Stated goal - Return every record verbatim.

Provided material -
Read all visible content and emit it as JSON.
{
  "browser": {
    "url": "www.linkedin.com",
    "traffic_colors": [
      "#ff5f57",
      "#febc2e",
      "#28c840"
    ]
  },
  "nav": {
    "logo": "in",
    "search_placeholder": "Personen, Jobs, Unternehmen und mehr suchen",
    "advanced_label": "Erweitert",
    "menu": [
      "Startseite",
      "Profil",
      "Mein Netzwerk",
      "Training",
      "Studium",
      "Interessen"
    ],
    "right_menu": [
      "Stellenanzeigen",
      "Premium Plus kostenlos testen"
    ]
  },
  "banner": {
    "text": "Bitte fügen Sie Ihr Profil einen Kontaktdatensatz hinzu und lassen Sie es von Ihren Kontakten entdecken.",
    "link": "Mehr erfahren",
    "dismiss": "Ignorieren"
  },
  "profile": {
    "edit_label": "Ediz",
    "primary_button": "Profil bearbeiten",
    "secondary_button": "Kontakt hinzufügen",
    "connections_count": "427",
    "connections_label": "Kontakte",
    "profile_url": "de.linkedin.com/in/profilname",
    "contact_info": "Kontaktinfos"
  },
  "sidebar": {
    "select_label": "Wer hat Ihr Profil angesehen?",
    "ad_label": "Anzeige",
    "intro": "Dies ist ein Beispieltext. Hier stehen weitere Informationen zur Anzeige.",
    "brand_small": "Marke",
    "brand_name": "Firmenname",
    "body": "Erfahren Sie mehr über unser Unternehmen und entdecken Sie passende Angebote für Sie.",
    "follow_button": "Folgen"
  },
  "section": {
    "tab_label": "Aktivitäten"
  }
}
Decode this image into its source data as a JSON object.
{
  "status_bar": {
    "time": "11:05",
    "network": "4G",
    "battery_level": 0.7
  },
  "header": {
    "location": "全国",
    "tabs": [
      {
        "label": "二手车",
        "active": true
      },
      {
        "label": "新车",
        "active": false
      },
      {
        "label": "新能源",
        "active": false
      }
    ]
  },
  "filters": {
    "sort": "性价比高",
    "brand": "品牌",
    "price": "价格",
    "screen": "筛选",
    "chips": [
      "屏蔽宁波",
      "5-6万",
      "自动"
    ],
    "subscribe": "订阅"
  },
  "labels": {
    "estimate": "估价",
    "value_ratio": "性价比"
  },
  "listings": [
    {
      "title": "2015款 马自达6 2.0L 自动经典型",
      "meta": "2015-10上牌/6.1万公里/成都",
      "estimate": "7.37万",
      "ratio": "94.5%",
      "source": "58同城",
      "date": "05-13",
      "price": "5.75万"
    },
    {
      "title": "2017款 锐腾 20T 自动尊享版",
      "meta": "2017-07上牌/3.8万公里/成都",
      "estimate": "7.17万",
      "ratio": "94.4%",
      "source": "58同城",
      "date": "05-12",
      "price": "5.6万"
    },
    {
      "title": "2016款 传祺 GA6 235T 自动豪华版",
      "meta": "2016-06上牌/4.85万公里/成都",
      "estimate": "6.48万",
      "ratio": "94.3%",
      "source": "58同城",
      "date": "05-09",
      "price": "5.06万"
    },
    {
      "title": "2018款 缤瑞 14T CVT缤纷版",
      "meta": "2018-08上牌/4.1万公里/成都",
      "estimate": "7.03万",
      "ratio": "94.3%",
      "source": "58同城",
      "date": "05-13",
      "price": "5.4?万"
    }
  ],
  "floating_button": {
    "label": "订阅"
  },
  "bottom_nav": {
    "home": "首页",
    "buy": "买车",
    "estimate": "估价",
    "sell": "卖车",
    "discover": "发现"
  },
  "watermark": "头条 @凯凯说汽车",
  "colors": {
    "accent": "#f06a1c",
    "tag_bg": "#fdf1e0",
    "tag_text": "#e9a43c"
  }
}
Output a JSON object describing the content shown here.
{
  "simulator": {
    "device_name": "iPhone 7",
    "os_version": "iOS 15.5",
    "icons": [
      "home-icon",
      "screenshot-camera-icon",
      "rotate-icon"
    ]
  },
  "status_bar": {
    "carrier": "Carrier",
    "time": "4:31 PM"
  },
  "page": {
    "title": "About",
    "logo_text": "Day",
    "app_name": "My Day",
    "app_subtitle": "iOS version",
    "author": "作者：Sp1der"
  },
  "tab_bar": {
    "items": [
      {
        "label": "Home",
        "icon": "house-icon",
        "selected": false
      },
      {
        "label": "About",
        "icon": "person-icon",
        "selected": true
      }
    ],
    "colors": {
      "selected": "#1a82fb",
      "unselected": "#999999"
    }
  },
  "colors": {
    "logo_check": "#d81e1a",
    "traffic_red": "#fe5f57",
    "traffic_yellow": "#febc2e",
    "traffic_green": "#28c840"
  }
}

Written response -
Read all visible content and emit it as JSON.
{
  "browser": {
    "url": "www.linkedin.com",
    "traffic_colors": [
      "#ff5f57",
      "#febc2e",
      "#28c840"
    ]
  },
  "nav": {
    "logo": "in",
    "search_placeholder": "Personen, Jobs, Unternehmen und mehr suchen",
    "advanced_label": "Erweitert",
    "menu": [
      "Startseite",
      "Profil",
      "Mein Netzwerk",
      "Training",
      "Studium",
      "Interessen"
    ],
    "right_menu": [
      "Stellenanzeigen",
      "Premium Plus kostenlos testen"
    ]
  },
  "banner": {
    "text": "Bitte fügen Sie Ihr Profil einen Kontaktdatensatz hinzu und lassen Sie es von Ihren Kontakten entdecken.",
    "link": "Mehr erfahren",
    "dismiss": "Ignorieren"
  },
  "profile": {
    "edit_label": "Ediz",
    "primary_button": "Profil bearbeiten",
    "secondary_button": "Kontakt hinzufügen",
    "connections_count": "427",
    "connections_label": "Kontakte",
    "profile_url": "de.linkedin.com/in/profilname",
    "contact_info": "Kontaktinfos"
  },
  "sidebar": {
    "select_label": "Wer hat Ihr Profil angesehen?",
    "ad_label": "Anzeige",
    "intro": "Dies ist ein Beispieltext. Hier stehen weitere Informationen zur Anzeige.",
    "brand_small": "Marke",
    "brand_name": "Firmenname",
    "body": "Erfahren Sie mehr über unser Unternehmen und entdecken Sie passende Angebote für Sie.",
    "follow_button": "Folgen"
  },
  "section": {
    "tab_label": "Aktivitäten"
  }
}
Decode this image into its source data as a JSON object.
{
  "status_bar": {
    "time": "11:05",
    "network": "4G",
    "battery_level": 0.7
  },
  "header": {
    "location": "全国",
    "tabs": [
      {
        "label": "二手车",
        "active": true
      },
      {
        "label": "新车",
        "active": false
      },
      {
        "label": "新能源",
        "active": false
      }
    ]
  },
  "filters": {
    "sort": "性价比高",
    "brand": "品牌",
    "price": "价格",
    "screen": "筛选",
    "chips": [
      "屏蔽宁波",
      "5-6万",
      "自动"
    ],
    "subscribe": "订阅"
  },
  "labels": {
    "estimate": "估价",
    "value_ratio": "性价比"
  },
  "listings": [
    {
      "title": "2015款 马自达6 2.0L 自动经典型",
      "meta": "2015-10上牌/6.1万公里/成都",
      "estimate": "7.37万",
      "ratio": "94.5%",
      "source": "58同城",
      "date": "05-13",
      "price": "5.75万"
    },
    {
      "title": "2017款 锐腾 20T 自动尊享版",
      "meta": "2017-07上牌/3.8万公里/成都",
      "estimate": "7.17万",
      "ratio": "94.4%",
      "source": "58同城",
      "date": "05-12",
      "price": "5.6万"
    },
    {
      "title": "2016款 传祺 GA6 235T 自动豪华版",
      "meta": "2016-06上牌/4.85万公里/成都",
      "estimate": "6.48万",
      "ratio": "94.3%",
      "source": "58同城",
      "date": "05-09",
      "price": "5.06万"
    },
    {
      "title": "2018款 缤瑞 14T CVT缤纷版",
      "meta": "2018-08上牌/4.1万公里/成都",
      "estimate": "7.03万",
      "ratio": "94.3%",
      "source": "58同城",
      "date": "05-13",
      "price": "5.4?万"
    }
  ],
  "floating_button": {
    "label": "订阅"
  },
  "bottom_nav": {
    "home": "首页",
    "buy": "买车",
    "estimate": "估价",
    "sell": "卖车",
    "discover": "发现"
  },
  "watermark": "头条 @凯凯说汽车",
  "colors": {
    "accent": "#f06a1c",
    "tag_bg": "#fdf1e0",
    "tag_text": "#e9a43c"
  }
}
Output a JSON object describing the content shown here.
{
  "simulator": {
    "device_name": "iPhone 7",
    "os_version": "iOS 15.5",
    "icons": [
      "home-icon",
      "screenshot-camera-icon",
      "rotate-icon"
    ]
  },
  "status_bar": {
    "carrier": "Carrier",
    "time": "4:31 PM"
  },
  "page": {
    "title": "About",
    "logo_text": "Day",
    "app_name": "My Day",
    "app_subtitle": "iOS version",
    "author": "作者：Sp1der"
  },
  "tab_bar": {
    "items": [
      {
        "label": "Home",
        "icon": "house-icon",
        "selected": false
      },
      {
        "label": "About",
        "icon": "person-icon",
        "selected": true
      }
    ],
    "colors": {
      "selected": "#1a82fb",
      "unselected": "#999999"
    }
  },
  "colors": {
    "logo_check": "#d81e1a",
    "traffic_red": "#fe5f57",
    "traffic_yellow": "#febc2e",
    "traffic_green": "#28c840"
  }
}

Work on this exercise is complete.